-- TASK DESCRIPTION --
Please transcribe the data that follows without the pictures, keeping every word the same.

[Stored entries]
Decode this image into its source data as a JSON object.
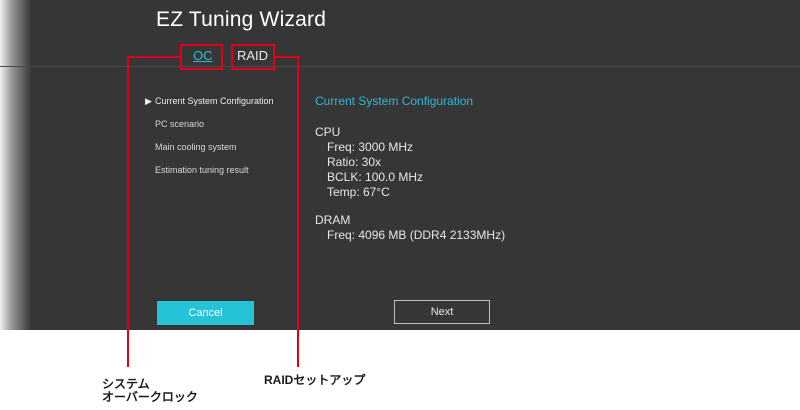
{
  "window": {
    "title": "EZ Tuning Wizard"
  },
  "tabs": [
    {
      "label": "OC",
      "active": true
    },
    {
      "label": "RAID",
      "active": false
    }
  ],
  "steps": [
    {
      "label": "Current System Configuration",
      "active": true
    },
    {
      "label": "PC scenario",
      "active": false
    },
    {
      "label": "Main cooling system",
      "active": false
    },
    {
      "label": "Estimation tuning result",
      "active": false
    }
  ],
  "main": {
    "section_title": "Current System Configuration",
    "cpu": {
      "heading": "CPU",
      "freq": "Freq: 3000 MHz",
      "ratio": "Ratio: 30x",
      "bclk": "BCLK: 100.0 MHz",
      "temp": "Temp: 67°C"
    },
    "dram": {
      "heading": "DRAM",
      "freq": "Freq: 4096 MB (DDR4 2133MHz)"
    }
  },
  "buttons": {
    "cancel": "Cancel",
    "next": "Next"
  },
  "annotations": {
    "oc_line1": "システム",
    "oc_line2": "オーバークロック",
    "raid": "RAIDセットアップ"
  },
  "colors": {
    "accent": "#2fb9d6",
    "highlight": "#e0001a",
    "panel": "#363636"
  },
  "icons": {
    "active_step": "triangle-right-icon"
  }
}
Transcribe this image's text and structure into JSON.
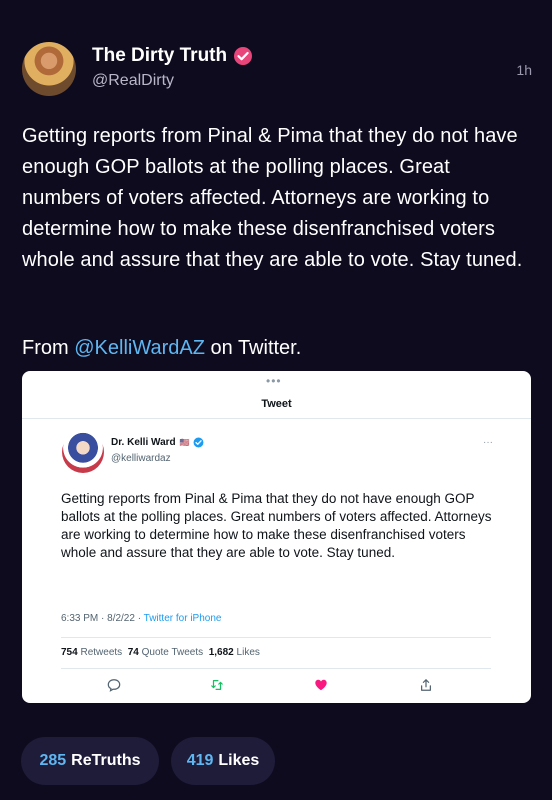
{
  "post": {
    "author_name": "The Dirty Truth",
    "author_handle": "@RealDirty",
    "time": "1h",
    "text": "Getting reports from Pinal & Pima that they do not have enough GOP ballots at the polling places. Great numbers of voters affected. Attorneys are working to determine how to make these disenfranchised voters whole and assure that they are able to vote. Stay tuned.",
    "from_prefix": "From",
    "from_mention": "@KelliWardAZ",
    "from_suffix": "on Twitter."
  },
  "embed": {
    "dots": "•••",
    "title": "Tweet",
    "author_name": "Dr. Kelli Ward",
    "flag": "🇺🇸",
    "author_handle": "@kelliwardaz",
    "more": "···",
    "text": "Getting reports from Pinal & Pima that they do not have enough GOP ballots at the polling places. Great numbers of voters affected. Attorneys are working to determine how to make these disenfranchised voters whole and assure that they are able to vote. Stay tuned.",
    "timestamp": "6:33 PM · 8/2/22 ·",
    "source": "Twitter for iPhone",
    "retweets_count": "754",
    "retweets_label": "Retweets",
    "quote_count": "74",
    "quote_label": "Quote Tweets",
    "likes_count": "1,682",
    "likes_label": "Likes",
    "icons": [
      "reply-icon",
      "retweet-icon",
      "heart-icon",
      "share-icon"
    ]
  },
  "footer": {
    "retruths_count": "285",
    "retruths_label": "ReTruths",
    "likes_count": "419",
    "likes_label": "Likes"
  },
  "colors": {
    "background": "#0e0b1f",
    "accent": "#5fb7f2",
    "verified": "#e8457a",
    "twitter_blue": "#1d9bf0",
    "heart": "#f91880"
  }
}
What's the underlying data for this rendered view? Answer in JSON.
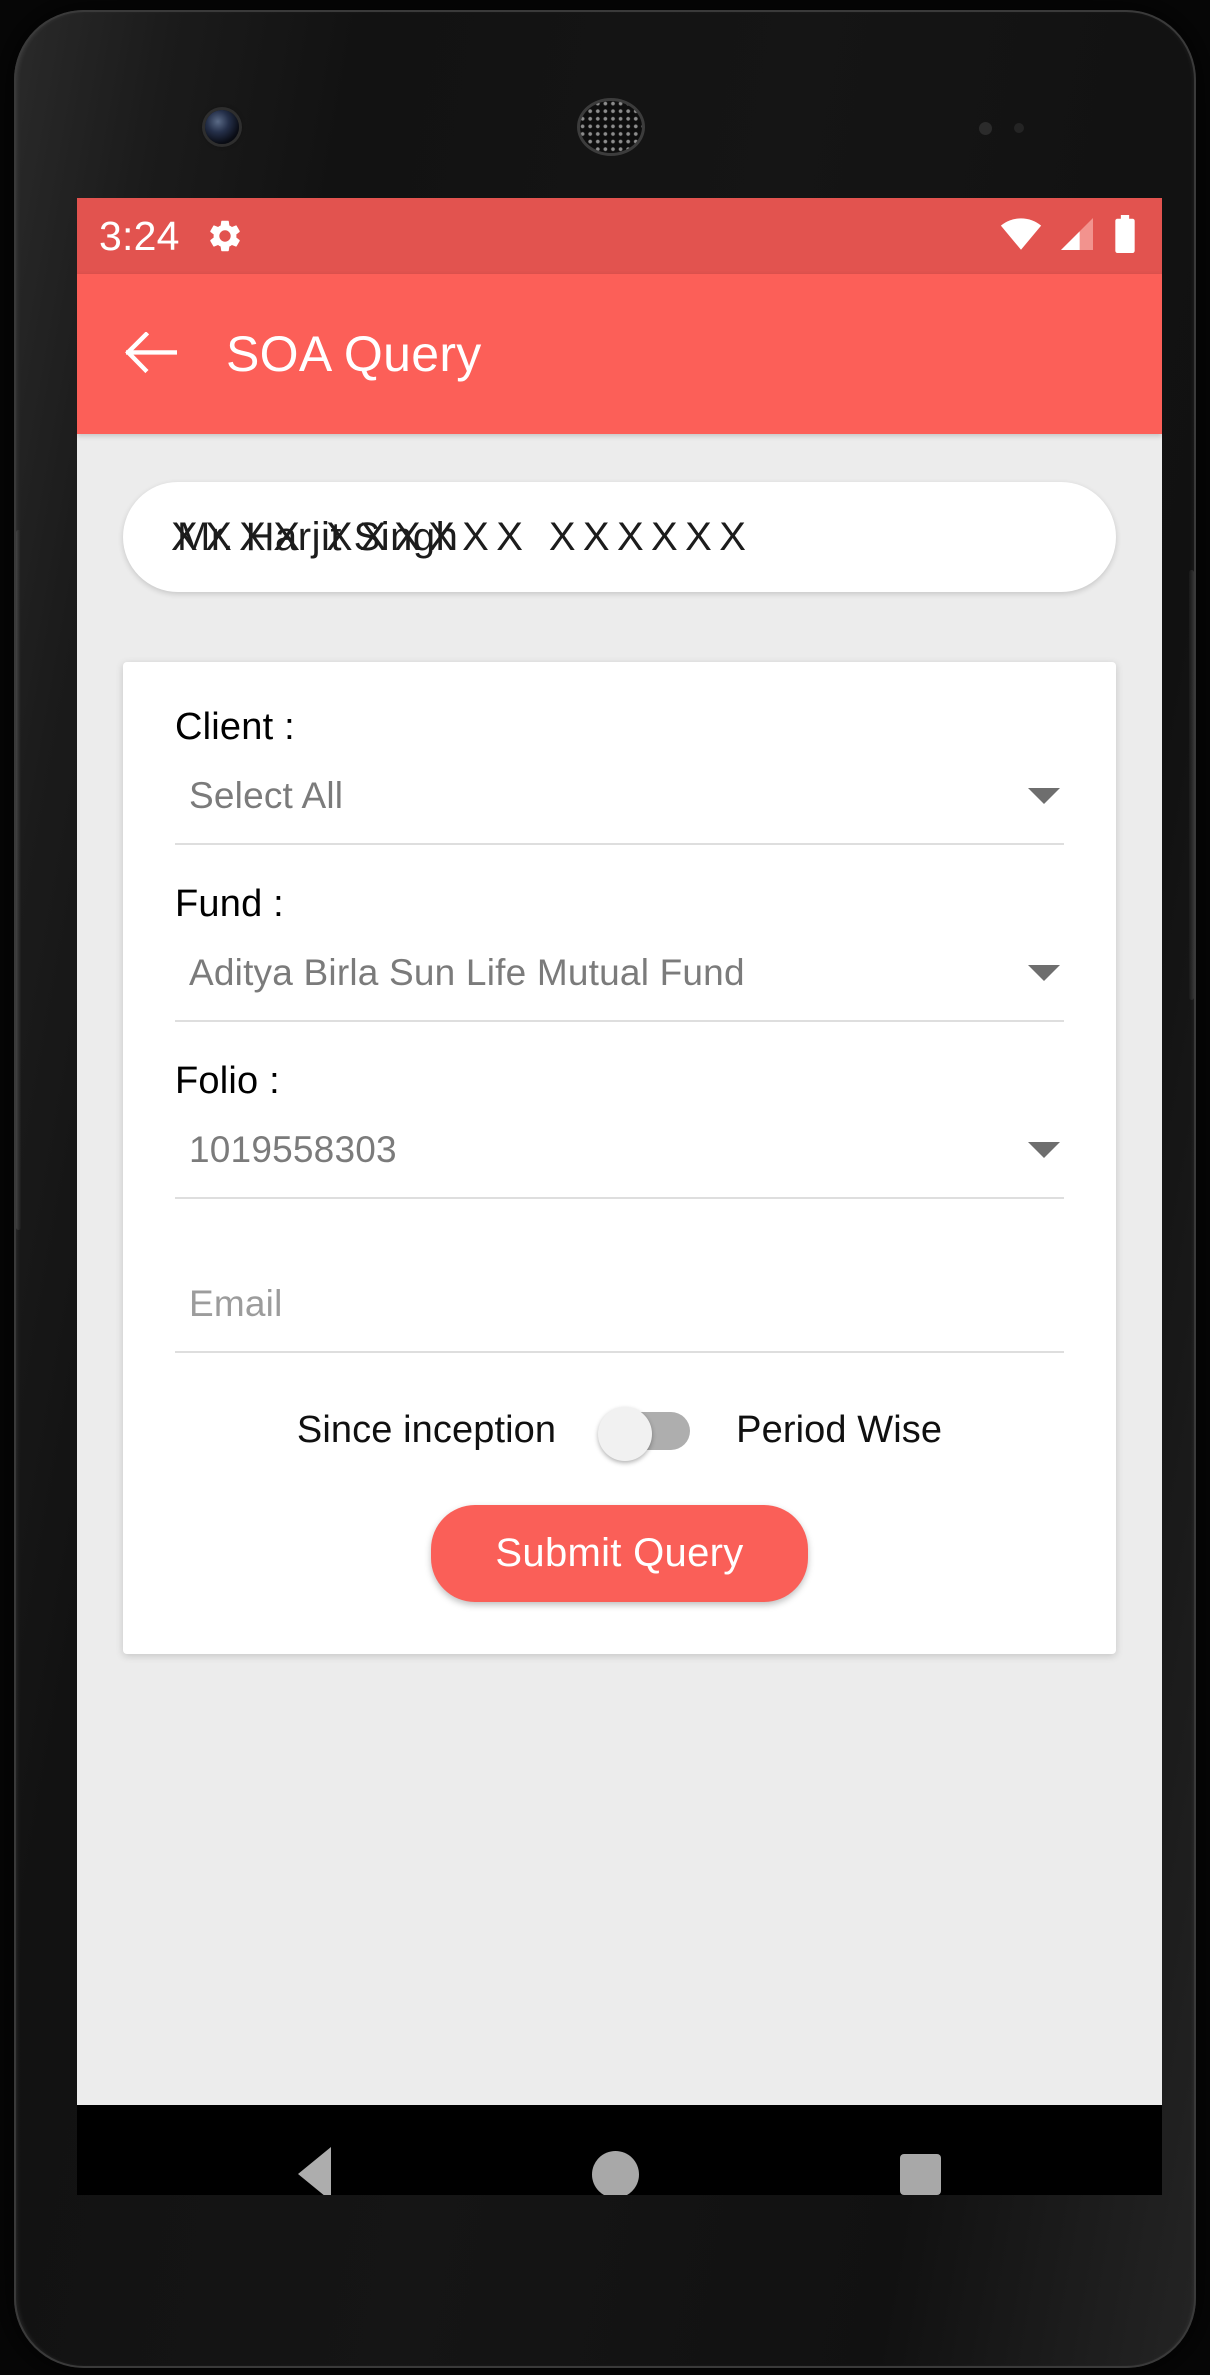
{
  "status_bar": {
    "time": "3:24",
    "gear_icon": "gear-icon",
    "wifi_icon": "wifi-icon",
    "signal_icon": "cellular-signal-icon",
    "battery_icon": "battery-full-icon"
  },
  "app_bar": {
    "back_icon": "back-arrow-icon",
    "title": "SOA Query"
  },
  "account": {
    "name_display": "Mr. Harjit Singh",
    "redaction_overlay": "XXXX XXXXXX XXXXXX"
  },
  "form": {
    "client": {
      "label": "Client :",
      "value": "Select All",
      "caret_icon": "chevron-down-icon"
    },
    "fund": {
      "label": "Fund :",
      "value": "Aditya Birla Sun Life Mutual Fund",
      "caret_icon": "chevron-down-icon"
    },
    "folio": {
      "label": "Folio :",
      "value": "1019558303",
      "caret_icon": "chevron-down-icon"
    },
    "email": {
      "placeholder": "Email",
      "value": ""
    },
    "period_toggle": {
      "left_label": "Since inception",
      "right_label": "Period Wise",
      "state": "off"
    },
    "submit_label": "Submit Query"
  },
  "nav_bar": {
    "back_icon": "nav-back-triangle-icon",
    "home_icon": "nav-home-circle-icon",
    "recents_icon": "nav-recents-square-icon"
  },
  "colors": {
    "status_bar": "#e2534f",
    "app_bar": "#fc5f58",
    "accent": "#fa5f58",
    "screen_bg": "#ececec",
    "card_bg": "#ffffff"
  }
}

-- RESPONSE BELOW --
Decode this image into its source data as a JSON object.
{
  "window": {
    "title": "EZ Tuning Wizard"
  },
  "tabs": [
    {
      "label": "OC",
      "active": true
    },
    {
      "label": "RAID",
      "active": false
    }
  ],
  "steps": [
    {
      "label": "Current System Configuration",
      "active": true
    },
    {
      "label": "PC scenario",
      "active": false
    },
    {
      "label": "Main cooling system",
      "active": false
    },
    {
      "label": "Estimation tuning result",
      "active": false
    }
  ],
  "main": {
    "section_title": "Current System Configuration",
    "cpu": {
      "heading": "CPU",
      "freq": "Freq: 3000 MHz",
      "ratio": "Ratio: 30x",
      "bclk": "BCLK: 100.0 MHz",
      "temp": "Temp: 67°C"
    },
    "dram": {
      "heading": "DRAM",
      "freq": "Freq: 4096 MB (DDR4 2133MHz)"
    }
  },
  "buttons": {
    "cancel": "Cancel",
    "next": "Next"
  },
  "annotations": {
    "oc_line1": "システム",
    "oc_line2": "オーバークロック",
    "raid": "RAIDセットアップ"
  },
  "colors": {
    "accent": "#2fb9d6",
    "highlight": "#e0001a",
    "panel": "#363636"
  },
  "icons": {
    "active_step": "triangle-right-icon"
  }
}
Transcribe this image's text and structure into JSON.
{
  "post": {
    "author_name": "The Dirty Truth",
    "author_handle": "@RealDirty",
    "time": "1h",
    "text": "Getting reports from Pinal & Pima that they do not have enough GOP ballots at the polling places. Great numbers of voters affected. Attorneys are working to determine how to make these disenfranchised voters whole and assure that they are able to vote. Stay tuned.",
    "from_prefix": "From",
    "from_mention": "@KelliWardAZ",
    "from_suffix": "on Twitter."
  },
  "embed": {
    "dots": "•••",
    "title": "Tweet",
    "author_name": "Dr. Kelli Ward",
    "flag": "🇺🇸",
    "author_handle": "@kelliwardaz",
    "more": "···",
    "text": "Getting reports from Pinal & Pima that they do not have enough GOP ballots at the polling places. Great numbers of voters affected. Attorneys are working to determine how to make these disenfranchised voters whole and assure that they are able to vote. Stay tuned.",
    "timestamp": "6:33 PM · 8/2/22 ·",
    "source": "Twitter for iPhone",
    "retweets_count": "754",
    "retweets_label": "Retweets",
    "quote_count": "74",
    "quote_label": "Quote Tweets",
    "likes_count": "1,682",
    "likes_label": "Likes",
    "icons": [
      "reply-icon",
      "retweet-icon",
      "heart-icon",
      "share-icon"
    ]
  },
  "footer": {
    "retruths_count": "285",
    "retruths_label": "ReTruths",
    "likes_count": "419",
    "likes_label": "Likes"
  },
  "colors": {
    "background": "#0e0b1f",
    "accent": "#5fb7f2",
    "verified": "#e8457a",
    "twitter_blue": "#1d9bf0",
    "heart": "#f91880"
  }
}
What's the underlying data for this rendered view? Answer in JSON.
{
  "status_bar": {
    "time": "3:24",
    "gear_icon": "gear-icon",
    "wifi_icon": "wifi-icon",
    "signal_icon": "cellular-signal-icon",
    "battery_icon": "battery-full-icon"
  },
  "app_bar": {
    "back_icon": "back-arrow-icon",
    "title": "SOA Query"
  },
  "account": {
    "name_display": "Mr. Harjit Singh",
    "redaction_overlay": "XXXX XXXXXX XXXXXX"
  },
  "form": {
    "client": {
      "label": "Client :",
      "value": "Select All",
      "caret_icon": "chevron-down-icon"
    },
    "fund": {
      "label": "Fund :",
      "value": "Aditya Birla Sun Life Mutual Fund",
      "caret_icon": "chevron-down-icon"
    },
    "folio": {
      "label": "Folio :",
      "value": "1019558303",
      "caret_icon": "chevron-down-icon"
    },
    "email": {
      "placeholder": "Email",
      "value": ""
    },
    "period_toggle": {
      "left_label": "Since inception",
      "right_label": "Period Wise",
      "state": "off"
    },
    "submit_label": "Submit Query"
  },
  "nav_bar": {
    "back_icon": "nav-back-triangle-icon",
    "home_icon": "nav-home-circle-icon",
    "recents_icon": "nav-recents-square-icon"
  },
  "colors": {
    "status_bar": "#e2534f",
    "app_bar": "#fc5f58",
    "accent": "#fa5f58",
    "screen_bg": "#ececec",
    "card_bg": "#ffffff"
  }
}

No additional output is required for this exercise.